Given entries →
------

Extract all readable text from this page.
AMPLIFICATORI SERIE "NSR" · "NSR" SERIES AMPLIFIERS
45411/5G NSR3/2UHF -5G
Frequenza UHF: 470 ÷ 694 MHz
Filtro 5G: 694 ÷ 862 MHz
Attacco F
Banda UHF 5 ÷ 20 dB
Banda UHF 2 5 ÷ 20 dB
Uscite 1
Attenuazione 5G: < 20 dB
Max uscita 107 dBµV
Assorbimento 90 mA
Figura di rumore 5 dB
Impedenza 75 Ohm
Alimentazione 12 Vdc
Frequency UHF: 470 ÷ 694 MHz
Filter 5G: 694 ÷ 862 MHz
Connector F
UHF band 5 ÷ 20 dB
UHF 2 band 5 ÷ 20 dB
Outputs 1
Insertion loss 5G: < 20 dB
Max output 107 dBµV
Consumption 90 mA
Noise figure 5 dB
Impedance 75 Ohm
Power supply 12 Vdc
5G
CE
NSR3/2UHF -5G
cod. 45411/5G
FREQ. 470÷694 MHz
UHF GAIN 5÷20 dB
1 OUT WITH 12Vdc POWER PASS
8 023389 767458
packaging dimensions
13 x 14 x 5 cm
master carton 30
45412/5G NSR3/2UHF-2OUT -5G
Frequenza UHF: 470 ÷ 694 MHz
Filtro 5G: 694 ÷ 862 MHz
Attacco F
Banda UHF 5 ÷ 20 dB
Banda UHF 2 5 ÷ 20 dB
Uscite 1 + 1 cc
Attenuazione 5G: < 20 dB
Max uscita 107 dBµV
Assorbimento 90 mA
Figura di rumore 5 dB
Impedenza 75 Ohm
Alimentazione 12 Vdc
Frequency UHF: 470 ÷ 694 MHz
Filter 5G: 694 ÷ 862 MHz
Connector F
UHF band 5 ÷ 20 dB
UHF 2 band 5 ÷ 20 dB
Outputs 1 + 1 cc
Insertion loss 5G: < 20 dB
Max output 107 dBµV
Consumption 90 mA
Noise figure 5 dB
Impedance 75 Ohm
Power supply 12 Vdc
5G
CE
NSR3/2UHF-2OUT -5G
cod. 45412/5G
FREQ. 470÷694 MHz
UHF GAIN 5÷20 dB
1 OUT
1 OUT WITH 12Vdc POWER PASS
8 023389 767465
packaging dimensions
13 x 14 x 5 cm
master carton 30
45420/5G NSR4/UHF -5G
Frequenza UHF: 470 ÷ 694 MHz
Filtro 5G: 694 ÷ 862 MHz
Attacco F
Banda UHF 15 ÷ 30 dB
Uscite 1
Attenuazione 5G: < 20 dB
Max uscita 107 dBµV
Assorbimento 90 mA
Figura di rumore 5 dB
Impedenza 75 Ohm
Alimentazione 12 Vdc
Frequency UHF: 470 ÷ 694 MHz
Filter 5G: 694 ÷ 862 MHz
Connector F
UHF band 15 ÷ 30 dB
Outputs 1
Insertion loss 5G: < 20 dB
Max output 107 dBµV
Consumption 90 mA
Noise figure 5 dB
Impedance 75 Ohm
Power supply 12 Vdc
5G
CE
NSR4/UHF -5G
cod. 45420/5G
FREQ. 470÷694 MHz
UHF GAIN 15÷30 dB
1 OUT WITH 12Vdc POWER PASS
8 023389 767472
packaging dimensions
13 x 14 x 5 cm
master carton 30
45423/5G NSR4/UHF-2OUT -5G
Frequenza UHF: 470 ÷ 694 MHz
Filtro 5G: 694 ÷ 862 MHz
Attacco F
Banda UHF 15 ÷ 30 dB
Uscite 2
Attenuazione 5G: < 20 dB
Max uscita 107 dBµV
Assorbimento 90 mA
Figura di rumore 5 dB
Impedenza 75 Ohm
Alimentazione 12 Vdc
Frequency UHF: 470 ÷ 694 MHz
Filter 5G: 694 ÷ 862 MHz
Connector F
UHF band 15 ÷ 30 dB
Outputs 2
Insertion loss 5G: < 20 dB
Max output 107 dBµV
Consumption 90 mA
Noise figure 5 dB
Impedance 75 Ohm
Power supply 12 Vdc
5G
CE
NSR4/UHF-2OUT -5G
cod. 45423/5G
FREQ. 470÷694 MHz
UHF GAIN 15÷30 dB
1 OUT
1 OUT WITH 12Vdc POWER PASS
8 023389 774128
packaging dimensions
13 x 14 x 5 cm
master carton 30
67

------

Work to do → Exactly reproduce all of the entries above.

Exercise output →
Extract all readable text from this page.
AMPLIFICATORI SERIE "NSR" · "NSR" SERIES AMPLIFIERS
45411/5G NSR3/2UHF -5G
Frequenza UHF: 470 ÷ 694 MHz
Filtro 5G: 694 ÷ 862 MHz
Attacco F
Banda UHF 5 ÷ 20 dB
Banda UHF 2 5 ÷ 20 dB
Uscite 1
Attenuazione 5G: < 20 dB
Max uscita 107 dBµV
Assorbimento 90 mA
Figura di rumore 5 dB
Impedenza 75 Ohm
Alimentazione 12 Vdc
Frequency UHF: 470 ÷ 694 MHz
Filter 5G: 694 ÷ 862 MHz
Connector F
UHF band 5 ÷ 20 dB
UHF 2 band 5 ÷ 20 dB
Outputs 1
Insertion loss 5G: < 20 dB
Max output 107 dBµV
Consumption 90 mA
Noise figure 5 dB
Impedance 75 Ohm
Power supply 12 Vdc
5G
CE
NSR3/2UHF -5G
cod. 45411/5G
FREQ. 470÷694 MHz
UHF GAIN 5÷20 dB
1 OUT WITH 12Vdc POWER PASS
8 023389 767458
packaging dimensions
13 x 14 x 5 cm
master carton 30
45412/5G NSR3/2UHF-2OUT -5G
Frequenza UHF: 470 ÷ 694 MHz
Filtro 5G: 694 ÷ 862 MHz
Attacco F
Banda UHF 5 ÷ 20 dB
Banda UHF 2 5 ÷ 20 dB
Uscite 1 + 1 cc
Attenuazione 5G: < 20 dB
Max uscita 107 dBµV
Assorbimento 90 mA
Figura di rumore 5 dB
Impedenza 75 Ohm
Alimentazione 12 Vdc
Frequency UHF: 470 ÷ 694 MHz
Filter 5G: 694 ÷ 862 MHz
Connector F
UHF band 5 ÷ 20 dB
UHF 2 band 5 ÷ 20 dB
Outputs 1 + 1 cc
Insertion loss 5G: < 20 dB
Max output 107 dBµV
Consumption 90 mA
Noise figure 5 dB
Impedance 75 Ohm
Power supply 12 Vdc
5G
CE
NSR3/2UHF-2OUT -5G
cod. 45412/5G
FREQ. 470÷694 MHz
UHF GAIN 5÷20 dB
1 OUT
1 OUT WITH 12Vdc POWER PASS
8 023389 767465
packaging dimensions
13 x 14 x 5 cm
master carton 30
45420/5G NSR4/UHF -5G
Frequenza UHF: 470 ÷ 694 MHz
Filtro 5G: 694 ÷ 862 MHz
Attacco F
Banda UHF 15 ÷ 30 dB
Uscite 1
Attenuazione 5G: < 20 dB
Max uscita 107 dBµV
Assorbimento 90 mA
Figura di rumore 5 dB
Impedenza 75 Ohm
Alimentazione 12 Vdc
Frequency UHF: 470 ÷ 694 MHz
Filter 5G: 694 ÷ 862 MHz
Connector F
UHF band 15 ÷ 30 dB
Outputs 1
Insertion loss 5G: < 20 dB
Max output 107 dBµV
Consumption 90 mA
Noise figure 5 dB
Impedance 75 Ohm
Power supply 12 Vdc
5G
CE
NSR4/UHF -5G
cod. 45420/5G
FREQ. 470÷694 MHz
UHF GAIN 15÷30 dB
1 OUT WITH 12Vdc POWER PASS
8 023389 767472
packaging dimensions
13 x 14 x 5 cm
master carton 30
45423/5G NSR4/UHF-2OUT -5G
Frequenza UHF: 470 ÷ 694 MHz
Filtro 5G: 694 ÷ 862 MHz
Attacco F
Banda UHF 15 ÷ 30 dB
Uscite 2
Attenuazione 5G: < 20 dB
Max uscita 107 dBµV
Assorbimento 90 mA
Figura di rumore 5 dB
Impedenza 75 Ohm
Alimentazione 12 Vdc
Frequency UHF: 470 ÷ 694 MHz
Filter 5G: 694 ÷ 862 MHz
Connector F
UHF band 15 ÷ 30 dB
Outputs 2
Insertion loss 5G: < 20 dB
Max output 107 dBµV
Consumption 90 mA
Noise figure 5 dB
Impedance 75 Ohm
Power supply 12 Vdc
5G
CE
NSR4/UHF-2OUT -5G
cod. 45423/5G
FREQ. 470÷694 MHz
UHF GAIN 15÷30 dB
1 OUT
1 OUT WITH 12Vdc POWER PASS
8 023389 774128
packaging dimensions
13 x 14 x 5 cm
master carton 30
67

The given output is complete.